■ Problem description
Filter the entries, keeping every line with the word "text".

■ Material supplied
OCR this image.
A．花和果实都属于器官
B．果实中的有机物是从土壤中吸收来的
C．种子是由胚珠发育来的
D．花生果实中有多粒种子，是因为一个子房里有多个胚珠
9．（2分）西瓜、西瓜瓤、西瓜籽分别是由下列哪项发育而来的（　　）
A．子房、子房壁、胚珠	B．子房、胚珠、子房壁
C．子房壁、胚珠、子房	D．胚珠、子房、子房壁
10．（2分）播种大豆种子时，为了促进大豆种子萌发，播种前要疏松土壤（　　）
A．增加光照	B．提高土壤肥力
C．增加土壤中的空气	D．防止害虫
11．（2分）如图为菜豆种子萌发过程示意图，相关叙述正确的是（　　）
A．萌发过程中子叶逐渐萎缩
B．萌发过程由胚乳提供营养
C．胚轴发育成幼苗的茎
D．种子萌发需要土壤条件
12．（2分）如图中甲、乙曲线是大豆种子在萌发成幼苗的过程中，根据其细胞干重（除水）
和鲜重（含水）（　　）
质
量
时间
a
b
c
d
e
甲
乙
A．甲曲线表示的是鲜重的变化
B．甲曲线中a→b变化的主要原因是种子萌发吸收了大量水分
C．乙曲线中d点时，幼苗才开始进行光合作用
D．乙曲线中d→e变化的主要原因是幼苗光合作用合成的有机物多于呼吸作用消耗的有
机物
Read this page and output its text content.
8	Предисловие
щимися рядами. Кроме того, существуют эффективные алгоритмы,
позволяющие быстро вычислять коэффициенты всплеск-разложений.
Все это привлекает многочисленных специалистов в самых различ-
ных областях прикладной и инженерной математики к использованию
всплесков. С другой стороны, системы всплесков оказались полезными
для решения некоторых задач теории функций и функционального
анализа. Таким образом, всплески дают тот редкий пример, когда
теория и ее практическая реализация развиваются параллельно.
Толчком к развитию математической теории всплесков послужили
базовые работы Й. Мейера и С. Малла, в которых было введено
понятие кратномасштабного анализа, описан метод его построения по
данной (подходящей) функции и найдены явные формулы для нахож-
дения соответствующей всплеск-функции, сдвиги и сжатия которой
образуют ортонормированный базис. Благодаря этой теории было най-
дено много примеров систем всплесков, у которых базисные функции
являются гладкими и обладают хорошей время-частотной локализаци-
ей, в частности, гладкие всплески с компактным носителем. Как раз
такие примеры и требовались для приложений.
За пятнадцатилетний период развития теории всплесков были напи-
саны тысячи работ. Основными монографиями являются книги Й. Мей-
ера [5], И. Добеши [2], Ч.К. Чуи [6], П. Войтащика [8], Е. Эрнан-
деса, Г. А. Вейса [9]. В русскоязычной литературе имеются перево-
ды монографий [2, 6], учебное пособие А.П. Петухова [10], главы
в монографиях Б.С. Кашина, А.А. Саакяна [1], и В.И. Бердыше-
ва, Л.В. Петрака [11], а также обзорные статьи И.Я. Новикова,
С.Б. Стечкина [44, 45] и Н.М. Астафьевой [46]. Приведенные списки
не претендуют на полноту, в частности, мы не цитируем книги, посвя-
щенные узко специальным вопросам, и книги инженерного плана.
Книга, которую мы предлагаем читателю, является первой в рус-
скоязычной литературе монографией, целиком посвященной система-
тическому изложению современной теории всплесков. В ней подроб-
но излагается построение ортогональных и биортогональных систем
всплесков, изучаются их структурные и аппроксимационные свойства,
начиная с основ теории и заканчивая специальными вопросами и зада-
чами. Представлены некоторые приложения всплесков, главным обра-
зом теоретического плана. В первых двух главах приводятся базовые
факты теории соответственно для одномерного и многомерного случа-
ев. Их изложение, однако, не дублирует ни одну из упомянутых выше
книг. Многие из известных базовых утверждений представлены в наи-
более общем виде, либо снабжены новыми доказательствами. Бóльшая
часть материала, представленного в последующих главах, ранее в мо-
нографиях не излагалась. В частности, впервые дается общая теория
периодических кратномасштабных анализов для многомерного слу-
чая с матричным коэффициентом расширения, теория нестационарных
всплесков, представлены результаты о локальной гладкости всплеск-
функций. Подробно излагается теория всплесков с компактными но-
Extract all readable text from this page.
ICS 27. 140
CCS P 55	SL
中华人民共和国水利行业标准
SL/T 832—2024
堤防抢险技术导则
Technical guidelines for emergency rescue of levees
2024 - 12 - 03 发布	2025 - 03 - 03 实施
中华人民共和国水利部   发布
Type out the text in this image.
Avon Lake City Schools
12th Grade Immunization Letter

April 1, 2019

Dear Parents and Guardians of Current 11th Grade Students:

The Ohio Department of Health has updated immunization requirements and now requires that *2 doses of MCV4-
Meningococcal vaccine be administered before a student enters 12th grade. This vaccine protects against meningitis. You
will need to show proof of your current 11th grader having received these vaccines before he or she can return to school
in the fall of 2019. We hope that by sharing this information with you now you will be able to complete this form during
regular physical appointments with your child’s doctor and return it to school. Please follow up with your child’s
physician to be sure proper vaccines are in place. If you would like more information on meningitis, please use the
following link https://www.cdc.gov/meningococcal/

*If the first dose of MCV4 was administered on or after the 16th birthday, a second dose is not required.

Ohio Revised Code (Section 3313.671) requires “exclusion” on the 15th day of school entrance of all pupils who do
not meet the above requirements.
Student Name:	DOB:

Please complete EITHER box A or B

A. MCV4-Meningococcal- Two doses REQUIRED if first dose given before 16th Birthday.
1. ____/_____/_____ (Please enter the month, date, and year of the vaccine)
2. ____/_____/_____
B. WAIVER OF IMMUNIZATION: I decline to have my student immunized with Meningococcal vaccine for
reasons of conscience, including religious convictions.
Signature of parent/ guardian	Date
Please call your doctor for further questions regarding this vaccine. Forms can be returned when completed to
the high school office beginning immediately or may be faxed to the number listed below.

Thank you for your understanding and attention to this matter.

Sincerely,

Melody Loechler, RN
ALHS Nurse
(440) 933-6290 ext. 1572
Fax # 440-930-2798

■ Result of the exercise
Read this page and output its text content.
Extract all readable text from this page.
Type out the text in this image.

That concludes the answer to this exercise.